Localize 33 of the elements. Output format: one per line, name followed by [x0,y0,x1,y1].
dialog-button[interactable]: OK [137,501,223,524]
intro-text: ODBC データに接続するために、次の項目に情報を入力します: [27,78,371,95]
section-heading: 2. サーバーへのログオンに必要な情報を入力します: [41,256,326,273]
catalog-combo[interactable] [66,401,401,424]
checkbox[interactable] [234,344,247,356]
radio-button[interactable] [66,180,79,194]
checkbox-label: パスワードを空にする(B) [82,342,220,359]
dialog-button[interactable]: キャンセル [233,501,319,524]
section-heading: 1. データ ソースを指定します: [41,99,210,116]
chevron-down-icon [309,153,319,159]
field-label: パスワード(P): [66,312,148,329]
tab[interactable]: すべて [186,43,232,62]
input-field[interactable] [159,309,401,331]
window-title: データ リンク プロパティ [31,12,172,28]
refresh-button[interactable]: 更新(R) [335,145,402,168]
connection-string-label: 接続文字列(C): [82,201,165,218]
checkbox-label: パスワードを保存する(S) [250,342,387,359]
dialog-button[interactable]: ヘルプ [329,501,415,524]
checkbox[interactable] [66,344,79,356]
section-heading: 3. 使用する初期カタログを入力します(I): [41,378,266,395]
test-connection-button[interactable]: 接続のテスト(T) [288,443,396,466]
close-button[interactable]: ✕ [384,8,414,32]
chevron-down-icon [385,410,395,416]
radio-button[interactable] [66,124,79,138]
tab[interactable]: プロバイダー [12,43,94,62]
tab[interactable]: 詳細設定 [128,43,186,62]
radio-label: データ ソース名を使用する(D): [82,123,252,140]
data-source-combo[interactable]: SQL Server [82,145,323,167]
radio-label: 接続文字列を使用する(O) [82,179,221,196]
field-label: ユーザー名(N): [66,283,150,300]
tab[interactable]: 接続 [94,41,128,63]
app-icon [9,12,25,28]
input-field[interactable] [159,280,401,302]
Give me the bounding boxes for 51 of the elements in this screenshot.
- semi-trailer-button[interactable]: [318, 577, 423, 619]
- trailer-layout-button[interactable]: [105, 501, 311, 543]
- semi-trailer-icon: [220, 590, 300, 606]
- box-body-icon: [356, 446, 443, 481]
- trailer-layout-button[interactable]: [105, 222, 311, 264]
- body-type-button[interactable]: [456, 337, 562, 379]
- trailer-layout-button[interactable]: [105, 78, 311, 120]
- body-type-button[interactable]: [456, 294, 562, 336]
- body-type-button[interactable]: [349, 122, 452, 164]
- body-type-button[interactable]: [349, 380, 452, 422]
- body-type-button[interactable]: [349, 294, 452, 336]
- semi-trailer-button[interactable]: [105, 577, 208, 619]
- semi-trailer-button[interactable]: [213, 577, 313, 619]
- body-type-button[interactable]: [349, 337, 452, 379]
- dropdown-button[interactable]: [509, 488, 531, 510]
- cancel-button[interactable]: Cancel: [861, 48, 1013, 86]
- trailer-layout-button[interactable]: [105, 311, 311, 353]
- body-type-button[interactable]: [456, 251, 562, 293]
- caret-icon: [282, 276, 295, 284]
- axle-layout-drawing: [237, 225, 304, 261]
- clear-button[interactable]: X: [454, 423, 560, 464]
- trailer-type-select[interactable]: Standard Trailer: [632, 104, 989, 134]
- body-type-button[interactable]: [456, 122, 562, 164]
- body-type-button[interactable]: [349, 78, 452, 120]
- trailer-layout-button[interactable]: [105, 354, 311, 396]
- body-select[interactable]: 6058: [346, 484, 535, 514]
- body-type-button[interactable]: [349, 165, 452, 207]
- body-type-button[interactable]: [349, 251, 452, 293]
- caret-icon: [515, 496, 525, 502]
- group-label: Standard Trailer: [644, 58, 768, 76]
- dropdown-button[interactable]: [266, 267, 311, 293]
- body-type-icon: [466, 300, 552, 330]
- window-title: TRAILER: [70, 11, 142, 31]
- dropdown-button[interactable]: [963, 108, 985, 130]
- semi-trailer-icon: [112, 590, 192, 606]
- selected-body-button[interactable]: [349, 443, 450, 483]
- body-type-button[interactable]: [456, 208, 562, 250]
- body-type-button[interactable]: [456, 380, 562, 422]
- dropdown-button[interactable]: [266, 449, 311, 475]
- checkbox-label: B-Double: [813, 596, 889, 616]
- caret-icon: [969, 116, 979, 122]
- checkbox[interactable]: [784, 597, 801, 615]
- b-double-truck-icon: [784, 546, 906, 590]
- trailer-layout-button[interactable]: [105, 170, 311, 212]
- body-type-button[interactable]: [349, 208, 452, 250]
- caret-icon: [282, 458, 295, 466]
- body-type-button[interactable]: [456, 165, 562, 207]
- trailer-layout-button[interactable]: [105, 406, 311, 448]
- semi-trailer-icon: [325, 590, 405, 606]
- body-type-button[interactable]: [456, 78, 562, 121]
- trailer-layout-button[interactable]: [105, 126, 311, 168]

▶ _AIM_
Return every line of the listing above verbatim, with no changes.

▶ _EXERCISE SOLUTION_
Localize 33 of the elements. Output format: one per line, name followed by [x0,y0,x1,y1].
dialog-button[interactable]: OK [137,501,223,524]
intro-text: ODBC データに接続するために、次の項目に情報を入力します: [27,78,371,95]
section-heading: 2. サーバーへのログオンに必要な情報を入力します: [41,256,326,273]
catalog-combo[interactable] [66,401,401,424]
checkbox[interactable] [234,344,247,356]
radio-button[interactable] [66,180,79,194]
checkbox-label: パスワードを空にする(B) [82,342,220,359]
dialog-button[interactable]: キャンセル [233,501,319,524]
section-heading: 1. データ ソースを指定します: [41,99,210,116]
chevron-down-icon [309,153,319,159]
field-label: パスワード(P): [66,312,148,329]
tab[interactable]: すべて [186,43,232,62]
input-field[interactable] [159,309,401,331]
window-title: データ リンク プロパティ [31,12,172,28]
refresh-button[interactable]: 更新(R) [335,145,402,168]
connection-string-label: 接続文字列(C): [82,201,165,218]
checkbox-label: パスワードを保存する(S) [250,342,387,359]
dialog-button[interactable]: ヘルプ [329,501,415,524]
checkbox[interactable] [66,344,79,356]
section-heading: 3. 使用する初期カタログを入力します(I): [41,378,266,395]
test-connection-button[interactable]: 接続のテスト(T) [288,443,396,466]
close-button[interactable]: ✕ [384,8,414,32]
chevron-down-icon [385,410,395,416]
radio-button[interactable] [66,124,79,138]
tab[interactable]: プロバイダー [12,43,94,62]
tab[interactable]: 詳細設定 [128,43,186,62]
radio-label: データ ソース名を使用する(D): [82,123,252,140]
data-source-combo[interactable]: SQL Server [82,145,323,167]
radio-label: 接続文字列を使用する(O) [82,179,221,196]
field-label: ユーザー名(N): [66,283,150,300]
tab[interactable]: 接続 [94,41,128,63]
app-icon [9,12,25,28]
input-field[interactable] [159,280,401,302]
Give me the bounding boxes for 51 of the elements in this screenshot.
- semi-trailer-button[interactable]: [318, 577, 423, 619]
- trailer-layout-button[interactable]: [105, 501, 311, 543]
- semi-trailer-icon: [220, 590, 300, 606]
- box-body-icon: [356, 446, 443, 481]
- trailer-layout-button[interactable]: [105, 222, 311, 264]
- body-type-button[interactable]: [456, 337, 562, 379]
- trailer-layout-button[interactable]: [105, 78, 311, 120]
- body-type-button[interactable]: [456, 294, 562, 336]
- body-type-button[interactable]: [349, 122, 452, 164]
- body-type-button[interactable]: [349, 380, 452, 422]
- body-type-button[interactable]: [349, 294, 452, 336]
- semi-trailer-button[interactable]: [105, 577, 208, 619]
- semi-trailer-button[interactable]: [213, 577, 313, 619]
- body-type-button[interactable]: [349, 337, 452, 379]
- dropdown-button[interactable]: [509, 488, 531, 510]
- cancel-button[interactable]: Cancel: [861, 48, 1013, 86]
- trailer-layout-button[interactable]: [105, 311, 311, 353]
- body-type-button[interactable]: [456, 251, 562, 293]
- caret-icon: [282, 276, 295, 284]
- axle-layout-drawing: [237, 225, 304, 261]
- clear-button[interactable]: X: [454, 423, 560, 464]
- trailer-type-select[interactable]: Standard Trailer: [632, 104, 989, 134]
- body-type-button[interactable]: [456, 122, 562, 164]
- body-type-button[interactable]: [349, 78, 452, 120]
- trailer-layout-button[interactable]: [105, 354, 311, 396]
- body-select[interactable]: 6058: [346, 484, 535, 514]
- body-type-button[interactable]: [349, 165, 452, 207]
- body-type-button[interactable]: [349, 251, 452, 293]
- caret-icon: [515, 496, 525, 502]
- group-label: Standard Trailer: [644, 58, 768, 76]
- dropdown-button[interactable]: [266, 267, 311, 293]
- body-type-icon: [466, 300, 552, 330]
- window-title: TRAILER: [70, 11, 142, 31]
- dropdown-button[interactable]: [963, 108, 985, 130]
- semi-trailer-icon: [112, 590, 192, 606]
- selected-body-button[interactable]: [349, 443, 450, 483]
- body-type-button[interactable]: [456, 208, 562, 250]
- body-type-button[interactable]: [456, 380, 562, 422]
- dropdown-button[interactable]: [266, 449, 311, 475]
- checkbox-label: B-Double: [813, 596, 889, 616]
- caret-icon: [969, 116, 979, 122]
- checkbox[interactable]: [784, 597, 801, 615]
- b-double-truck-icon: [784, 546, 906, 590]
- trailer-layout-button[interactable]: [105, 170, 311, 212]
- body-type-button[interactable]: [349, 208, 452, 250]
- caret-icon: [282, 458, 295, 466]
- body-type-button[interactable]: [456, 165, 562, 207]
- trailer-layout-button[interactable]: [105, 406, 311, 448]
- semi-trailer-icon: [325, 590, 405, 606]
- body-type-button[interactable]: [456, 78, 562, 121]
- trailer-layout-button[interactable]: [105, 126, 311, 168]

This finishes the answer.